— Start PROVIDED ENTRIES —
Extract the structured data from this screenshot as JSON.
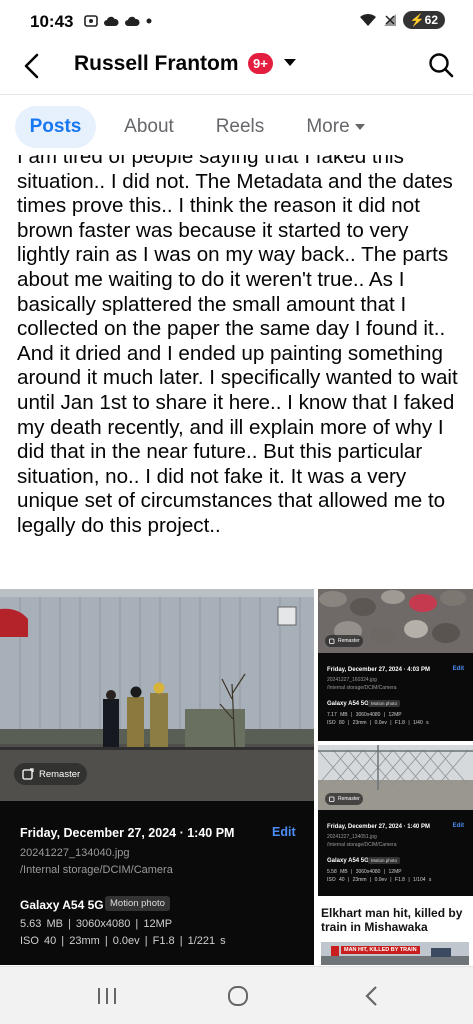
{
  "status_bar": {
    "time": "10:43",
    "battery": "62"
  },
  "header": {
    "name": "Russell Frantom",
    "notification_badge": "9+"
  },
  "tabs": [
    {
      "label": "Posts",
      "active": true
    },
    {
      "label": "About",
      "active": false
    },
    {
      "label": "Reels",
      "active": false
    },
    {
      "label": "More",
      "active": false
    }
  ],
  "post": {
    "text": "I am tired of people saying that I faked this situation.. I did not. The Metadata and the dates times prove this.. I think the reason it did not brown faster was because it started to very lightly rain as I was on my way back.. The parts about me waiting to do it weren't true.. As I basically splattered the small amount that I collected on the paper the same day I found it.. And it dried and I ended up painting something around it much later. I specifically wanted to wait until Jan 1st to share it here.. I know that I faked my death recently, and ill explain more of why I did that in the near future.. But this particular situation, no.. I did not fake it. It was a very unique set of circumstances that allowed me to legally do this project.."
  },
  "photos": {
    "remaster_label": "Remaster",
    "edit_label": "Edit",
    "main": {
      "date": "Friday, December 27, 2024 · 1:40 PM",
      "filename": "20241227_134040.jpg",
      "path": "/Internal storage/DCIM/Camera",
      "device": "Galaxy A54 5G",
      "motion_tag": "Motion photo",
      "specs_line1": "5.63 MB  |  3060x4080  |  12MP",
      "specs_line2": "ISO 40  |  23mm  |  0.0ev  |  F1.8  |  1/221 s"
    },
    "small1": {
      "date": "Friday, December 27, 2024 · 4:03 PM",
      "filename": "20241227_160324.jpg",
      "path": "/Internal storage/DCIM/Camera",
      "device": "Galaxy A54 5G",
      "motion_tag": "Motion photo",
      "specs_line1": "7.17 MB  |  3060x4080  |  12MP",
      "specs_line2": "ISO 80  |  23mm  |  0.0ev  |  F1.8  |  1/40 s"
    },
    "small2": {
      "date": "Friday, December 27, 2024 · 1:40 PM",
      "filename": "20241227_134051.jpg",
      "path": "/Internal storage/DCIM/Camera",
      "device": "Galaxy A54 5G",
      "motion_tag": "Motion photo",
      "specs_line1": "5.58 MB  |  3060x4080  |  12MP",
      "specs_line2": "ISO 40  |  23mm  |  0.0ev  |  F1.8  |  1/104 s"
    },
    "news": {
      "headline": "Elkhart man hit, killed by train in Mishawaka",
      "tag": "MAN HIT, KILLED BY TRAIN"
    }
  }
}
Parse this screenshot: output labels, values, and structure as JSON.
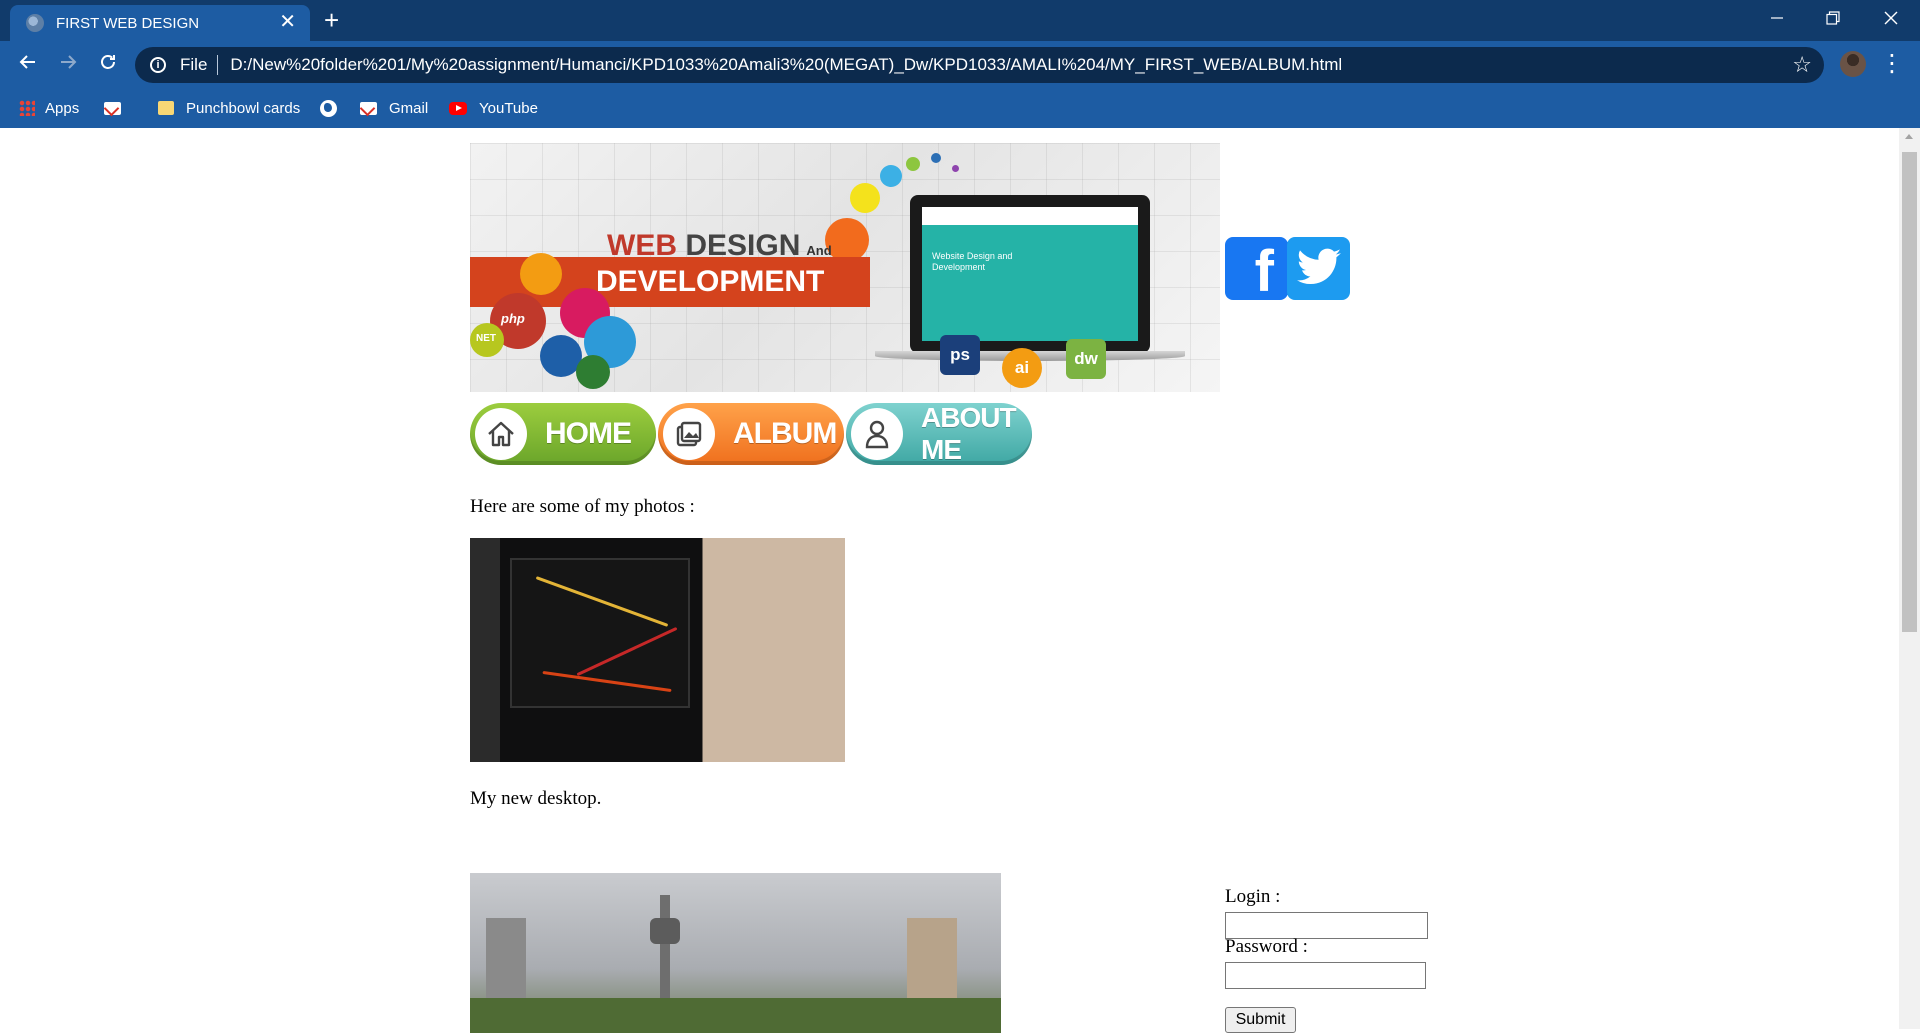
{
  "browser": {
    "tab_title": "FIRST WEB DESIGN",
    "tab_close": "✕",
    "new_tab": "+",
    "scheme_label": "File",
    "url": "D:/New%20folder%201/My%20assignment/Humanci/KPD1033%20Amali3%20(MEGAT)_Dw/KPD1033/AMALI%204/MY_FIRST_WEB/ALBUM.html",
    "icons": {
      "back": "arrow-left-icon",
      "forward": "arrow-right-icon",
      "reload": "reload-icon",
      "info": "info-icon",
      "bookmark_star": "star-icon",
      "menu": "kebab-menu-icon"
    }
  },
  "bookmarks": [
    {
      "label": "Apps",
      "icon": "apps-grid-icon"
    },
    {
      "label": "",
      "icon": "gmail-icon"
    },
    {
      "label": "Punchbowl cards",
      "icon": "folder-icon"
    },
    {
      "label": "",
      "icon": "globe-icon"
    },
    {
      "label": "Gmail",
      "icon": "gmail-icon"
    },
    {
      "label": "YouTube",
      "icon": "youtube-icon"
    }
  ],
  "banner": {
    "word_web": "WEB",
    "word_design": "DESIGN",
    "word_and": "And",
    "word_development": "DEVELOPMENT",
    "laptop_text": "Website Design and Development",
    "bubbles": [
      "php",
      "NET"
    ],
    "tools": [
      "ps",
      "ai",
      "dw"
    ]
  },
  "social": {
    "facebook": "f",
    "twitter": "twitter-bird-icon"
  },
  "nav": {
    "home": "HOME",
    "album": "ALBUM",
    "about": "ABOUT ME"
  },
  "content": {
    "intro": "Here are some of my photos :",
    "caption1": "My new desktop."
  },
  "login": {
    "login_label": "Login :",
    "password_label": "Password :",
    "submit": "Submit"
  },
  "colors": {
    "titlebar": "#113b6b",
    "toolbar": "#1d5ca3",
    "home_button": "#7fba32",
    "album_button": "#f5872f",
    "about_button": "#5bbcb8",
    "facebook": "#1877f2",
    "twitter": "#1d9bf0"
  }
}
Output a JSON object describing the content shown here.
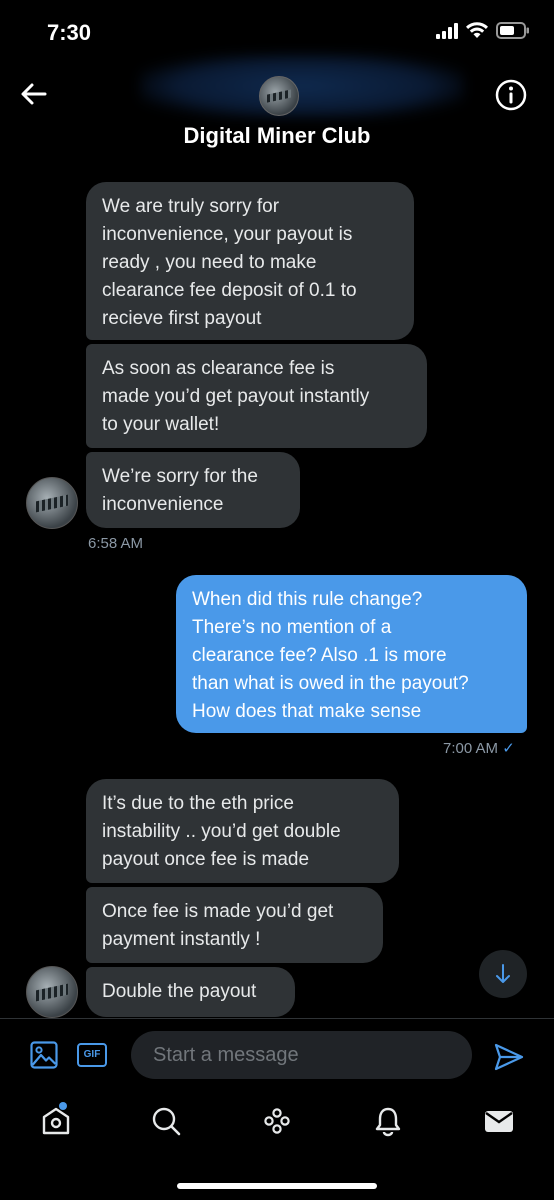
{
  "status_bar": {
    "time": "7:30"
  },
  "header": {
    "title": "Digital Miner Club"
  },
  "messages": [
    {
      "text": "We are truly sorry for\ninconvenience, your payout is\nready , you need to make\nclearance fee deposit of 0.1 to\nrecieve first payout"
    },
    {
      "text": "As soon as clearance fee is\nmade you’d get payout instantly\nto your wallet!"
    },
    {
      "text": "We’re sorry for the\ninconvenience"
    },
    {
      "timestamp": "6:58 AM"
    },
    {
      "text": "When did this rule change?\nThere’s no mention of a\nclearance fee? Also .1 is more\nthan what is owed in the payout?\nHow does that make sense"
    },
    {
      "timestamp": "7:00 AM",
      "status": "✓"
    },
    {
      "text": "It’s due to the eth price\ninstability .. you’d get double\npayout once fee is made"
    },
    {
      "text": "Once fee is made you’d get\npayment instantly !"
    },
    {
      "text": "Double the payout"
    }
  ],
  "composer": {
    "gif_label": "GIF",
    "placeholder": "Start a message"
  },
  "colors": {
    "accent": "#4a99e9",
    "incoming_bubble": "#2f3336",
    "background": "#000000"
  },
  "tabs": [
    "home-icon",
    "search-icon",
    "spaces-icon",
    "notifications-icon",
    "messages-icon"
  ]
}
— End PROVIDED ENTRIES —
* _PROBLEM_:
Give every line back word for word and leave the pictures out.

* _RESULT OF THE TASK_:
Extract the structured data from this screenshot as JSON.
{
  "status_bar": {
    "time": "10:43",
    "battery": "62"
  },
  "header": {
    "name": "Russell Frantom",
    "notification_badge": "9+"
  },
  "tabs": [
    {
      "label": "Posts",
      "active": true
    },
    {
      "label": "About",
      "active": false
    },
    {
      "label": "Reels",
      "active": false
    },
    {
      "label": "More",
      "active": false
    }
  ],
  "post": {
    "text": "I am tired of people saying that I faked this situation.. I did not. The Metadata and the dates times prove this.. I think the reason it did not brown faster was because it started to very lightly rain as I was on my way back.. The parts about me waiting to do it weren't true.. As I basically splattered the small amount that I collected on the paper the same day I found it.. And it dried and I ended up painting something around it much later. I specifically wanted to wait until Jan 1st to share it here.. I know that I faked my death recently, and ill explain more of why I did that in the near future.. But this particular situation, no.. I did not fake it. It was a very unique set of circumstances that allowed me to legally do this project.."
  },
  "photos": {
    "remaster_label": "Remaster",
    "edit_label": "Edit",
    "main": {
      "date": "Friday, December 27, 2024 · 1:40 PM",
      "filename": "20241227_134040.jpg",
      "path": "/Internal storage/DCIM/Camera",
      "device": "Galaxy A54 5G",
      "motion_tag": "Motion photo",
      "specs_line1": "5.63 MB  |  3060x4080  |  12MP",
      "specs_line2": "ISO 40  |  23mm  |  0.0ev  |  F1.8  |  1/221 s"
    },
    "small1": {
      "date": "Friday, December 27, 2024 · 4:03 PM",
      "filename": "20241227_160324.jpg",
      "path": "/Internal storage/DCIM/Camera",
      "device": "Galaxy A54 5G",
      "motion_tag": "Motion photo",
      "specs_line1": "7.17 MB  |  3060x4080  |  12MP",
      "specs_line2": "ISO 80  |  23mm  |  0.0ev  |  F1.8  |  1/40 s"
    },
    "small2": {
      "date": "Friday, December 27, 2024 · 1:40 PM",
      "filename": "20241227_134051.jpg",
      "path": "/Internal storage/DCIM/Camera",
      "device": "Galaxy A54 5G",
      "motion_tag": "Motion photo",
      "specs_line1": "5.58 MB  |  3060x4080  |  12MP",
      "specs_line2": "ISO 40  |  23mm  |  0.0ev  |  F1.8  |  1/104 s"
    },
    "news": {
      "headline": "Elkhart man hit, killed by train in Mishawaka",
      "tag": "MAN HIT, KILLED BY TRAIN"
    }
  }
}
Parse this screenshot: output labels, values, and structure as JSON.
{
  "browser": {
    "tab_title": "FIRST WEB DESIGN",
    "tab_close": "✕",
    "new_tab": "+",
    "scheme_label": "File",
    "url": "D:/New%20folder%201/My%20assignment/Humanci/KPD1033%20Amali3%20(MEGAT)_Dw/KPD1033/AMALI%204/MY_FIRST_WEB/ALBUM.html",
    "icons": {
      "back": "arrow-left-icon",
      "forward": "arrow-right-icon",
      "reload": "reload-icon",
      "info": "info-icon",
      "bookmark_star": "star-icon",
      "menu": "kebab-menu-icon"
    }
  },
  "bookmarks": [
    {
      "label": "Apps",
      "icon": "apps-grid-icon"
    },
    {
      "label": "",
      "icon": "gmail-icon"
    },
    {
      "label": "Punchbowl cards",
      "icon": "folder-icon"
    },
    {
      "label": "",
      "icon": "globe-icon"
    },
    {
      "label": "Gmail",
      "icon": "gmail-icon"
    },
    {
      "label": "YouTube",
      "icon": "youtube-icon"
    }
  ],
  "banner": {
    "word_web": "WEB",
    "word_design": "DESIGN",
    "word_and": "And",
    "word_development": "DEVELOPMENT",
    "laptop_text": "Website Design and Development",
    "bubbles": [
      "php",
      "NET"
    ],
    "tools": [
      "ps",
      "ai",
      "dw"
    ]
  },
  "social": {
    "facebook": "f",
    "twitter": "twitter-bird-icon"
  },
  "nav": {
    "home": "HOME",
    "album": "ALBUM",
    "about": "ABOUT ME"
  },
  "content": {
    "intro": "Here are some of my photos :",
    "caption1": "My new desktop."
  },
  "login": {
    "login_label": "Login :",
    "password_label": "Password :",
    "submit": "Submit"
  },
  "colors": {
    "titlebar": "#113b6b",
    "toolbar": "#1d5ca3",
    "home_button": "#7fba32",
    "album_button": "#f5872f",
    "about_button": "#5bbcb8",
    "facebook": "#1877f2",
    "twitter": "#1d9bf0"
  }
}
Output a JSON object describing the content shown here.
{
  "status_bar": {
    "time": "7:30"
  },
  "header": {
    "title": "Digital Miner Club"
  },
  "messages": [
    {
      "text": "We are truly sorry for\ninconvenience, your payout is\nready , you need to make\nclearance fee deposit of 0.1 to\nrecieve first payout"
    },
    {
      "text": "As soon as clearance fee is\nmade you’d get payout instantly\nto your wallet!"
    },
    {
      "text": "We’re sorry for the\ninconvenience"
    },
    {
      "timestamp": "6:58 AM"
    },
    {
      "text": "When did this rule change?\nThere’s no mention of a\nclearance fee? Also .1 is more\nthan what is owed in the payout?\nHow does that make sense"
    },
    {
      "timestamp": "7:00 AM",
      "status": "✓"
    },
    {
      "text": "It’s due to the eth price\ninstability .. you’d get double\npayout once fee is made"
    },
    {
      "text": "Once fee is made you’d get\npayment instantly !"
    },
    {
      "text": "Double the payout"
    }
  ],
  "composer": {
    "gif_label": "GIF",
    "placeholder": "Start a message"
  },
  "colors": {
    "accent": "#4a99e9",
    "incoming_bubble": "#2f3336",
    "background": "#000000"
  },
  "tabs": [
    "home-icon",
    "search-icon",
    "spaces-icon",
    "notifications-icon",
    "messages-icon"
  ]
}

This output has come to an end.